#### WRITTEN REQUEST
Filter the records for lines holding the string "citrus".

[Records from a dataset]
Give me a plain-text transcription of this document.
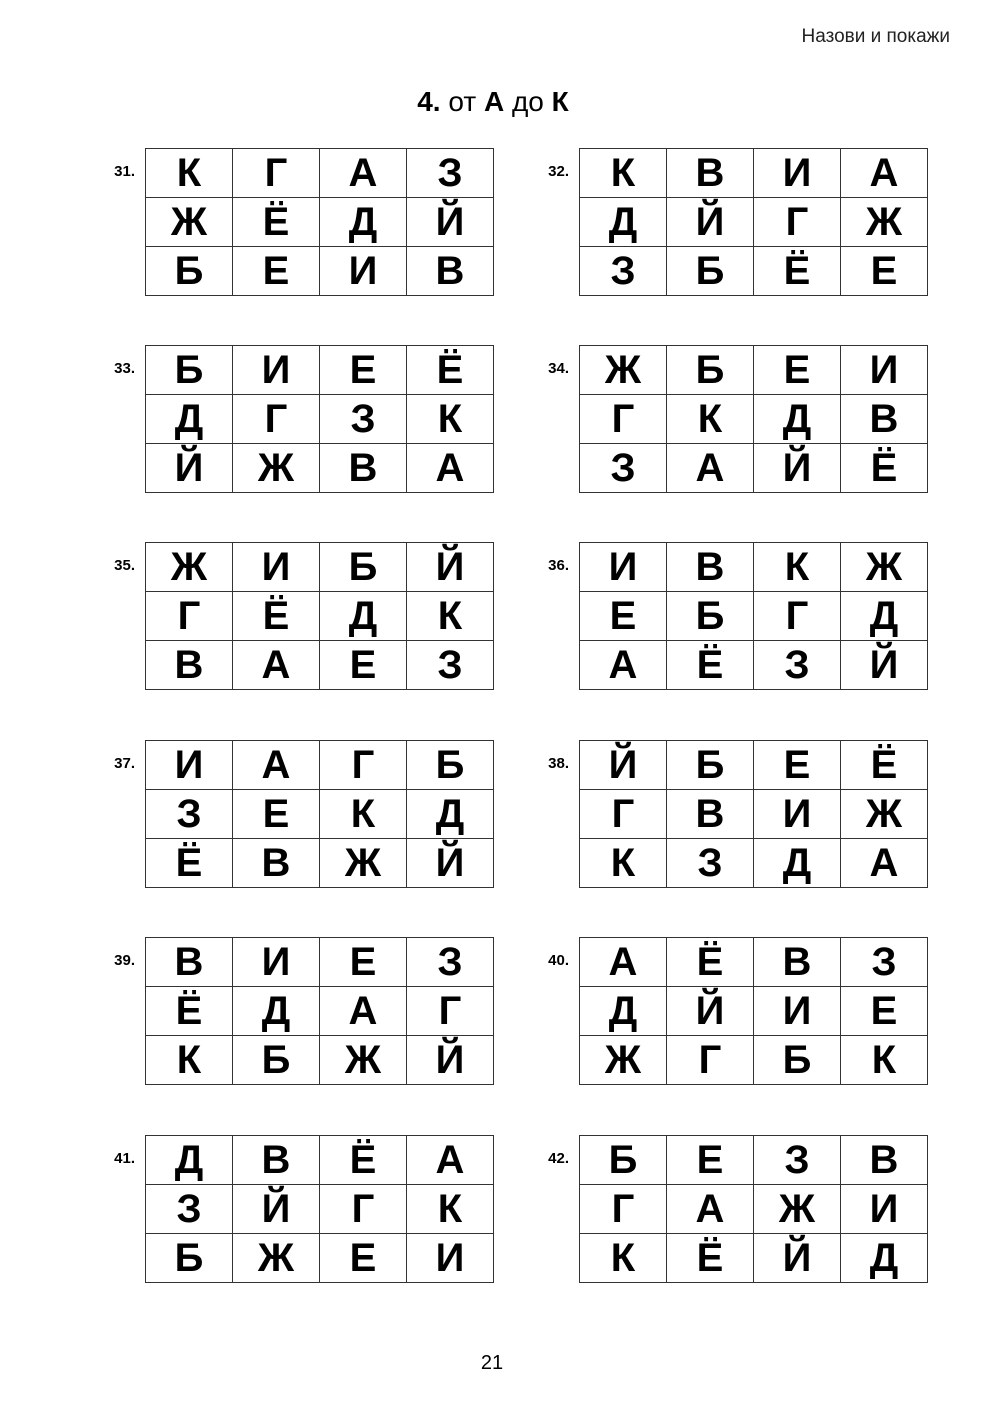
Назови и покажи
4. от А до К
31. К	Г	А	З
Ж	Ё	Д	Й
Б	Е	И	В
32. К	В	И	А
Д	Й	Г	Ж
З	Б	Ё	Е
33. Б	И	Е	Ё
Д	Г	З	К
Й	Ж	В	А
34. Ж	Б	Е	И
Г	К	Д	В
З	А	Й	Ё
35. Ж	И	Б	Й
Г	Ё	Д	К
В	А	Е	З
36. И	В	К	Ж
Е	Б	Г	Д
А	Ё	З	Й
37. И	А	Г	Б
З	Е	К	Д
Ё	В	Ж	Й
38. Й	Б	Е	Ё
Г	В	И	Ж
К	З	Д	А
39. В	И	Е	З
Ё	Д	А	Г
К	Б	Ж	Й
40. А	Ё	В	З
Д	Й	И	Е
Ж	Г	Б	К
41. Д	В	Ё	А
З	Й	Г	К
Б	Ж	Е	И
42. Б	Е	З	В
Г	А	Ж	И
К	Ё	Й	Д
21
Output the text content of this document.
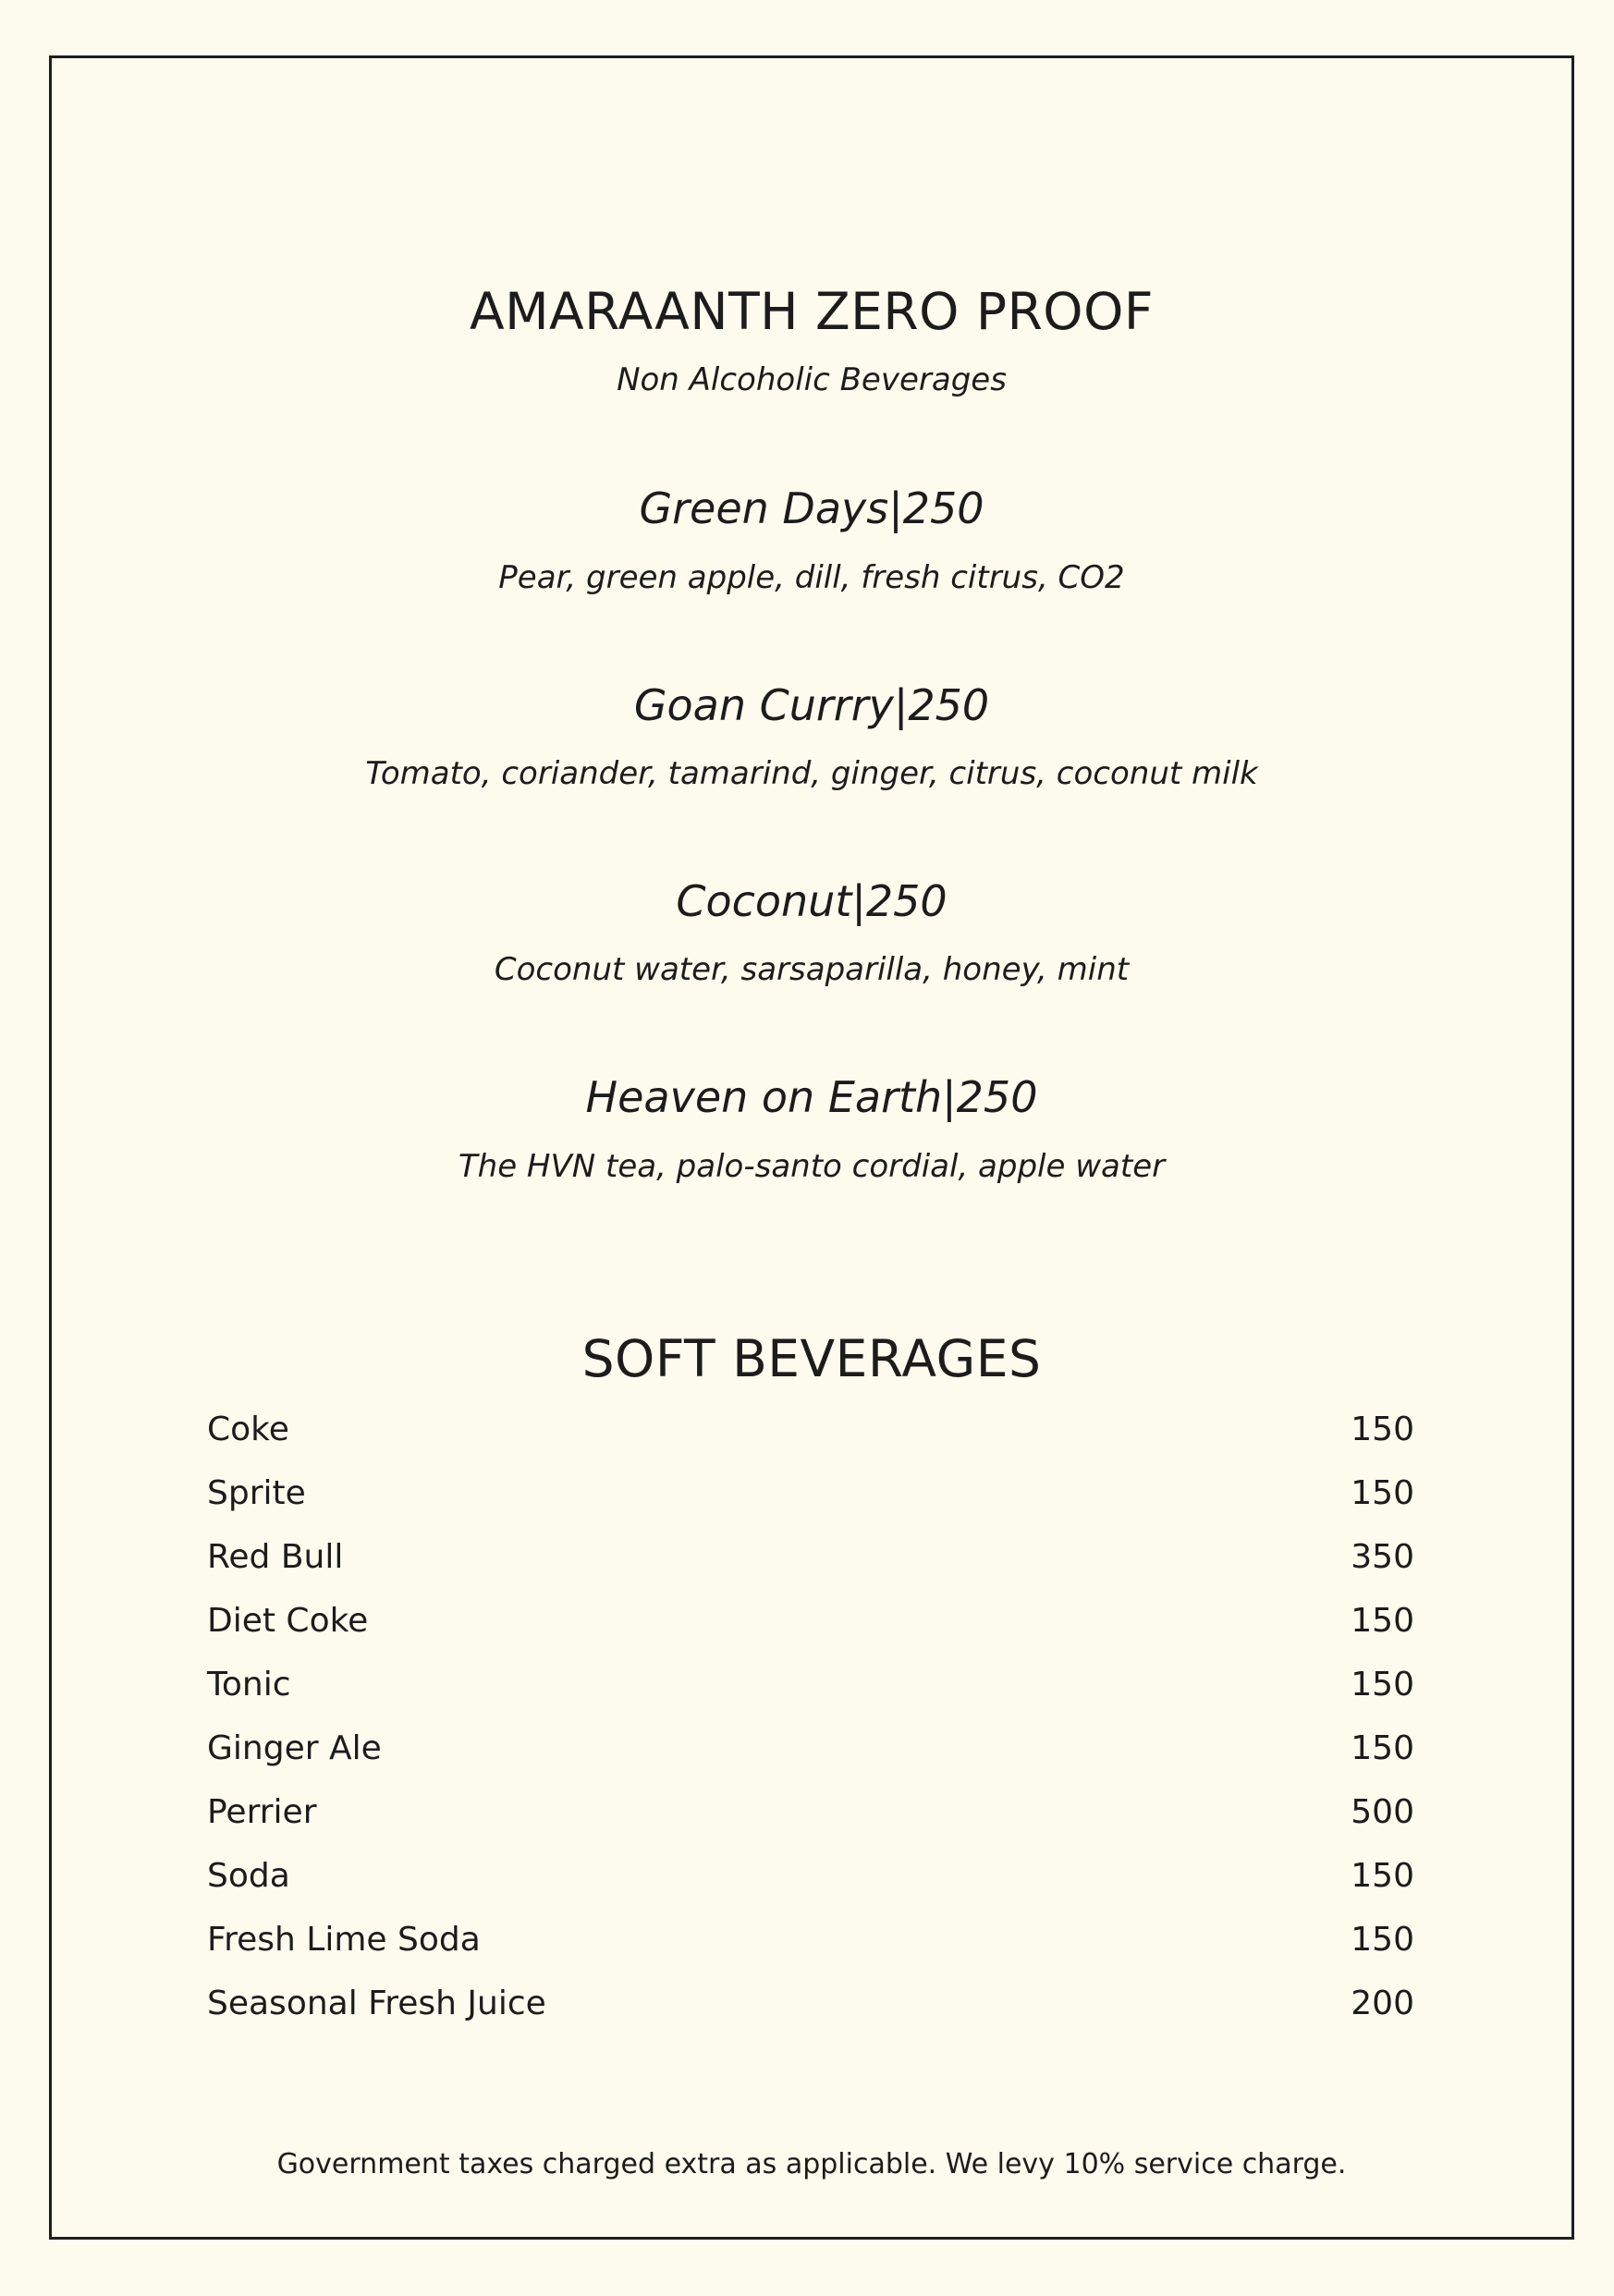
AMARAANTH ZERO PROOF
Non Alcoholic Beverages
Green Days|250
Pear, green apple, dill, fresh citrus, CO2
Goan Currry|250
Tomato, coriander, tamarind, ginger, citrus, coconut milk
Coconut|250
Coconut water, sarsaparilla, honey, mint
Heaven on Earth|250
The HVN tea, palo-santo cordial, apple water
SOFT BEVERAGES
Coke	150
Sprite	150
Red Bull	350
Diet Coke	150
Tonic	150
Ginger Ale	150
Perrier	500
Soda	150
Fresh Lime Soda	150
Seasonal Fresh Juice	200
Government taxes charged extra as applicable. We levy 10% service charge.
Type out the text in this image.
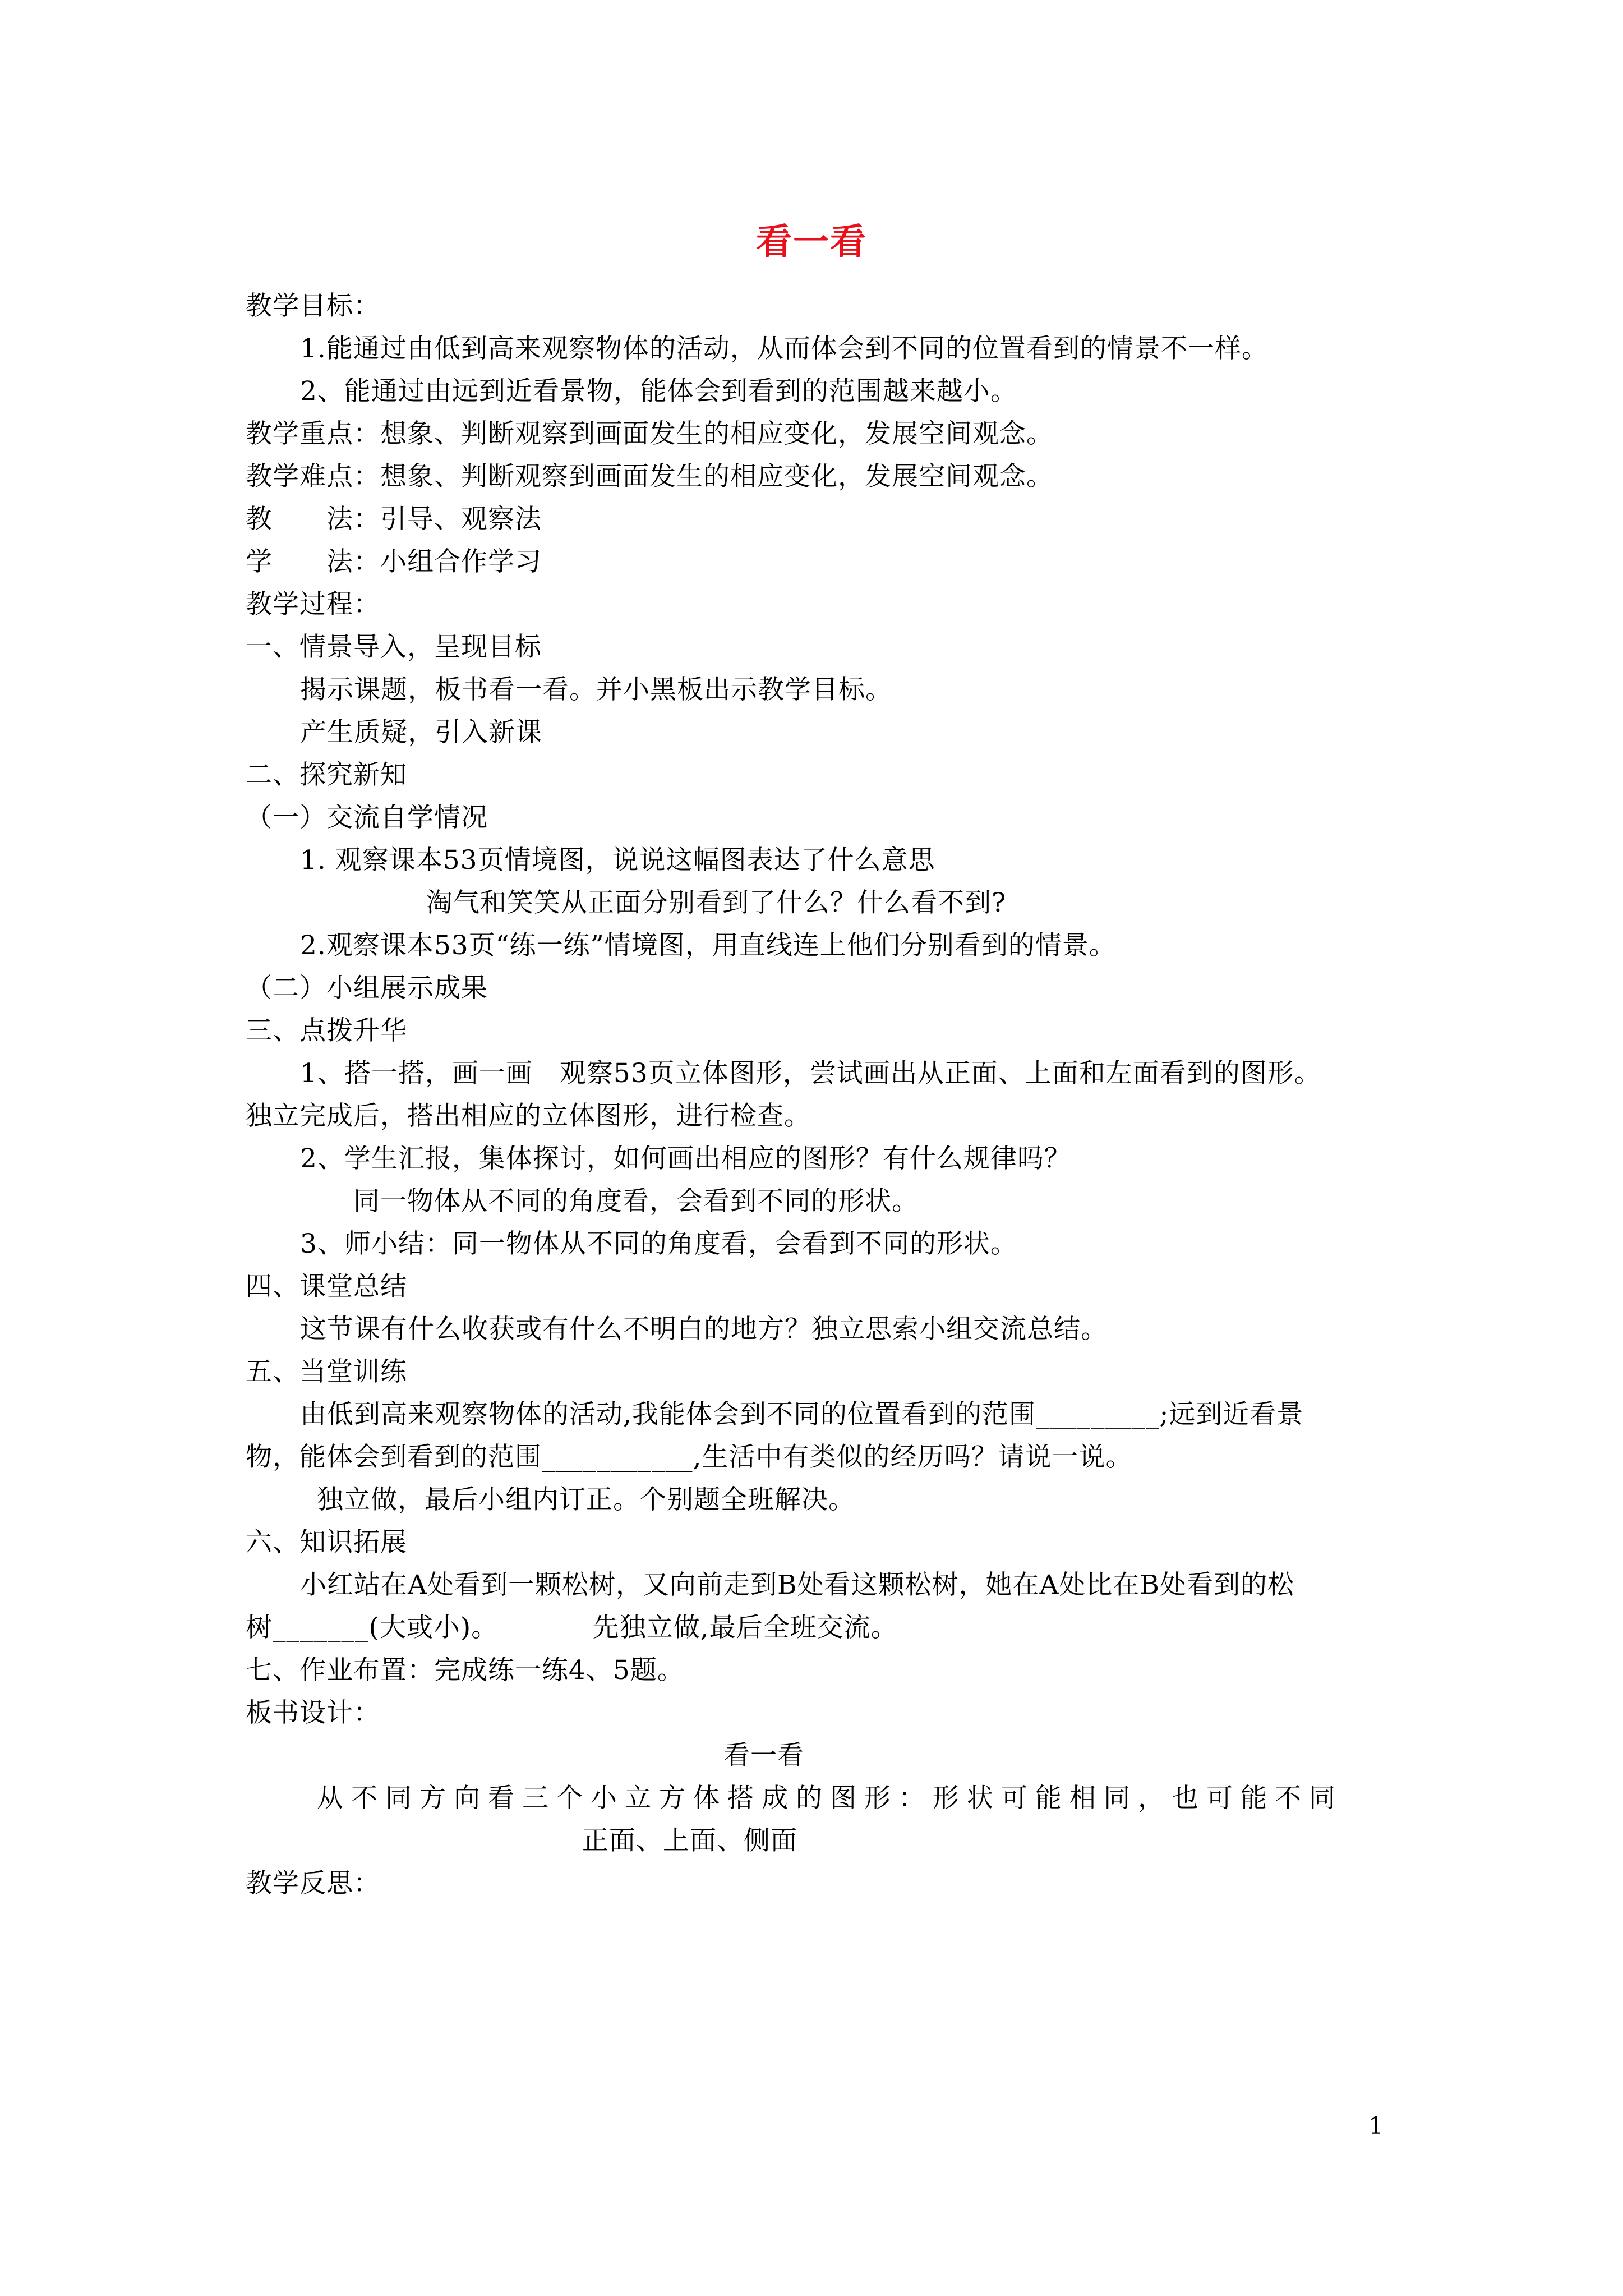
看一看
教学目标：
1.能通过由低到高来观察物体的活动，从而体会到不同的位置看到的情景不一样。
2、能通过由远到近看景物，能体会到看到的范围越来越小。
教学重点：想象、判断观察到画面发生的相应变化，发展空间观念。
教学难点：想象、判断观察到画面发生的相应变化，发展空间观念。
教　　法：引导、观察法
学　　法：小组合作学习
教学过程：
一、情景导入，呈现目标
揭示课题，板书看一看。并小黑板出示教学目标。
产生质疑，引入新课
二、探究新知
（一）交流自学情况
1. 观察课本53页情境图，说说这幅图表达了什么意思
淘气和笑笑从正面分别看到了什么？什么看不到?
2.观察课本53页“练一练”情境图，用直线连上他们分别看到的情景。
（二）小组展示成果
三、点拨升华
1、搭一搭，画一画　观察53页立体图形，尝试画出从正面、上面和左面看到的图形。
独立完成后，搭出相应的立体图形，进行检查。
2、学生汇报，集体探讨，如何画出相应的图形？有什么规律吗？
同一物体从不同的角度看，会看到不同的形状。
3、师小结：同一物体从不同的角度看，会看到不同的形状。
四、课堂总结
这节课有什么收获或有什么不明白的地方？独立思索小组交流总结。
五、当堂训练
由低到高来观察物体的活动,我能体会到不同的位置看到的范围_________;远到近看景
物，能体会到看到的范围___________,生活中有类似的经历吗？请说一说。
独立做，最后小组内订正。个别题全班解决。
六、知识拓展
小红站在A处看到一颗松树，又向前走到B处看这颗松树，她在A处比在B处看到的松
树_______(大或小)。　　　　先独立做,最后全班交流。
七、作业布置：完成练一练4、5题。
板书设计：
看一看
从不同方向看三个小立方体搭成的图形：形状可能相同，也可能不同
正面、上面、侧面
教学反思：
1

#### EXPECTED ANSWER
Pear, green apple, dill, fresh citrus, CO2
Tomato, coriander, tamarind, ginger, citrus, coconut milk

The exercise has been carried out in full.